Aim: What lines of the data hold the string "大力弘扬学习之风"? Pull each one out.

Records shown:

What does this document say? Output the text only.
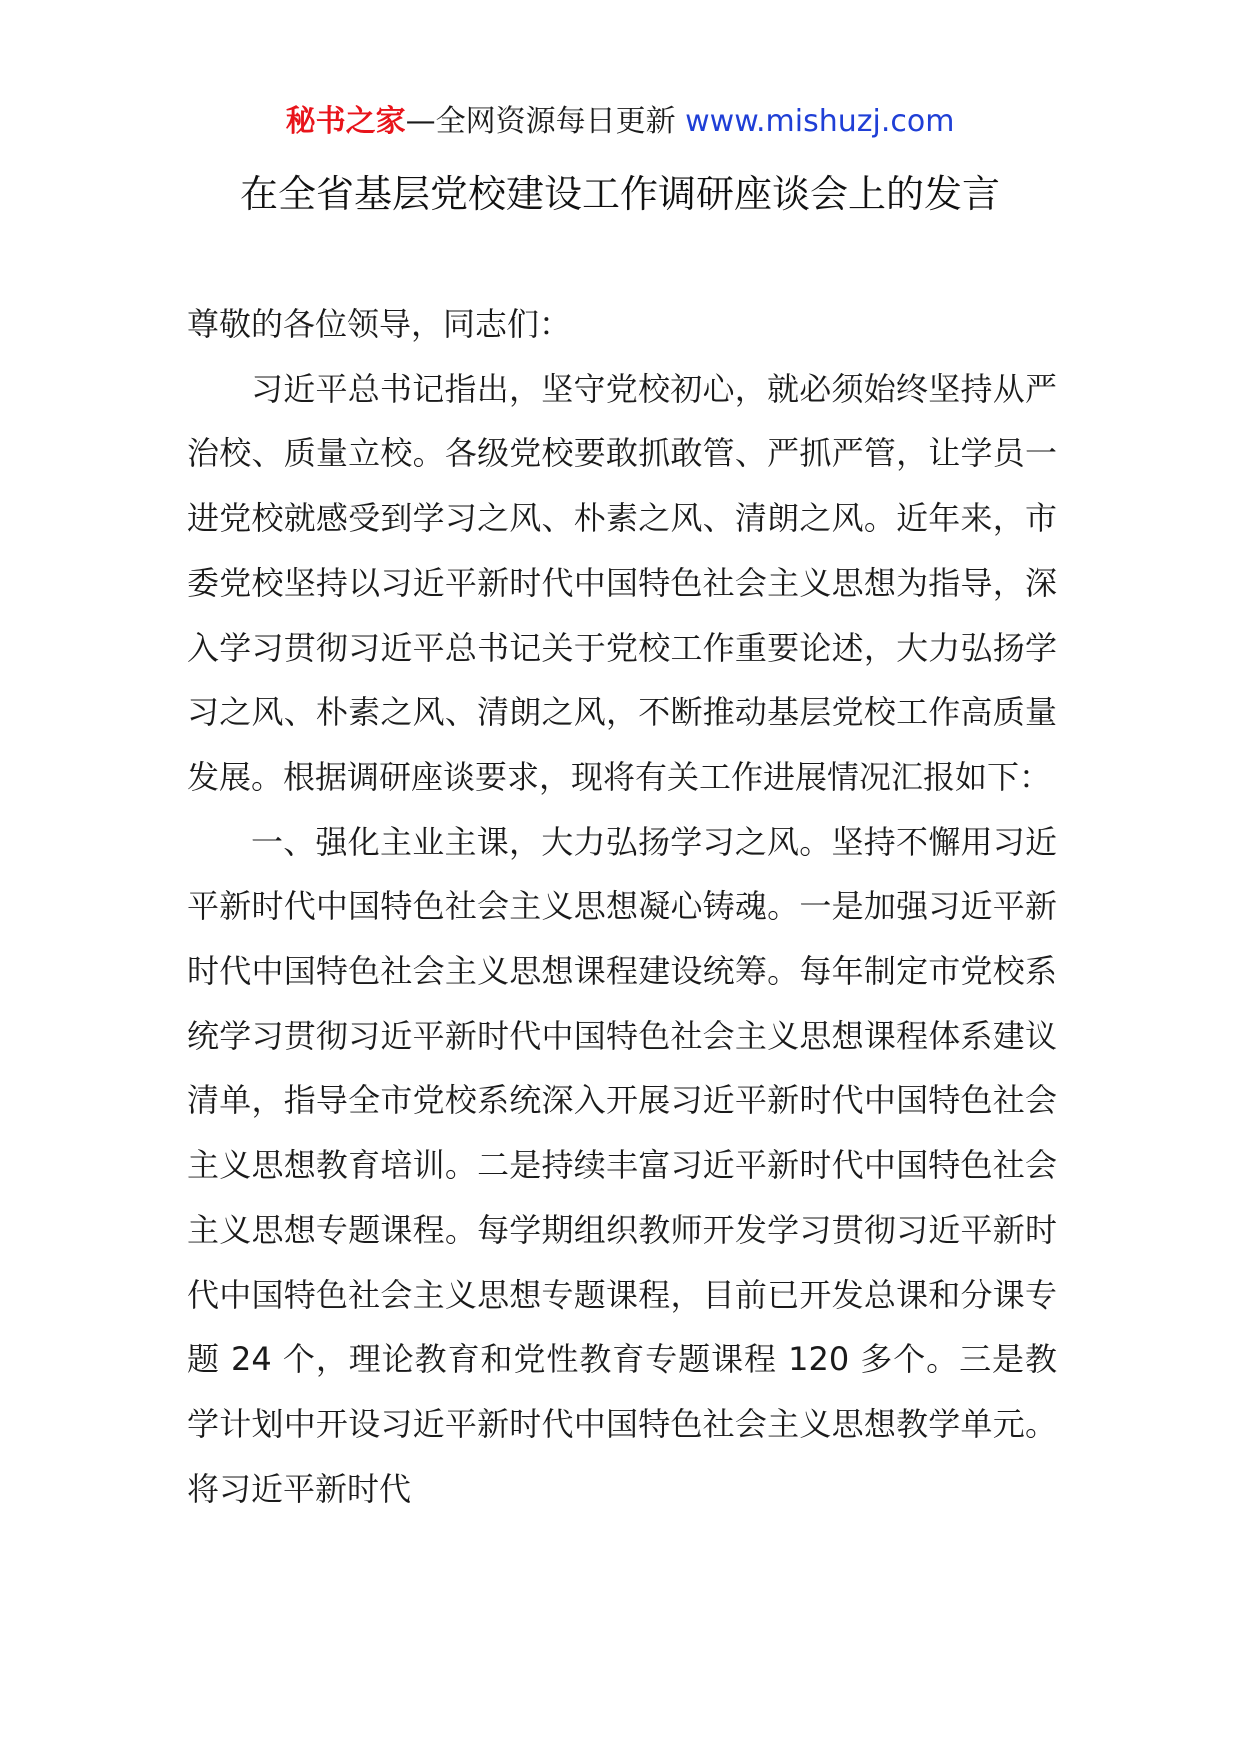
秘书之家—全网资源每日更新 www.mishuzj.com
在全省基层党校建设工作调研座谈会上的发言

尊敬的各位领导，同志们：

习近平总书记指出，坚守党校初心，就必须始终坚持从严治校、质量立校。各级党校要敢抓敢管、严抓严管，让学员一进党校就感受到学习之风、朴素之风、清朗之风。近年来，市委党校坚持以习近平新时代中国特色社会主义思想为指导，深入学习贯彻习近平总书记关于党校工作重要论述，大力弘扬学习之风、朴素之风、清朗之风，不断推动基层党校工作高质量发展。根据调研座谈要求，现将有关工作进展情况汇报如下：

一、强化主业主课，大力弘扬学习之风。坚持不懈用习近平新时代中国特色社会主义思想凝心铸魂。一是加强习近平新时代中国特色社会主义思想课程建设统筹。每年制定市党校系统学习贯彻习近平新时代中国特色社会主义思想课程体系建议清单，指导全市党校系统深入开展习近平新时代中国特色社会主义思想教育培训。二是持续丰富习近平新时代中国特色社会主义思想专题课程。每学期组织教师开发学习贯彻习近平新时代中国特色社会主义思想专题课程，目前已开发总课和分课专题 24 个，理论教育和党性教育专题课程 120 多个。三是教学计划中开设习近平新时代中国特色社会主义思想教学单元。将习近平新时代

Result of this task:
习近平总书记指出，坚守党校初心，就必须始终坚持从严治校、质量立校。各级党校要敢抓敢管、严抓严管，让学员一进党校就感受到学习之风、朴素之风、清朗之风。近年来，市委党校坚持以习近平新时代中国特色社会主义思想为指导，深入学习贯彻习近平总书记关于党校工作重要论述，大力弘扬学习之风、朴素之风、清朗之风，不断推动基层党校工作高质量发展。根据调研座谈要求，现将有关工作进展情况汇报如下：
一、强化主业主课，大力弘扬学习之风。坚持不懈用习近平新时代中国特色社会主义思想凝心铸魂。一是加强习近平新时代中国特色社会主义思想课程建设统筹。每年制定市党校系统学习贯彻习近平新时代中国特色社会主义思想课程体系建议清单，指导全市党校系统深入开展习近平新时代中国特色社会主义思想教育培训。二是持续丰富习近平新时代中国特色社会主义思想专题课程。每学期组织教师开发学习贯彻习近平新时代中国特色社会主义思想专题课程，目前已开发总课和分课专题 24 个，理论教育和党性教育专题课程 120 多个。三是教学计划中开设习近平新时代中国特色社会主义思想教学单元。将习近平新时代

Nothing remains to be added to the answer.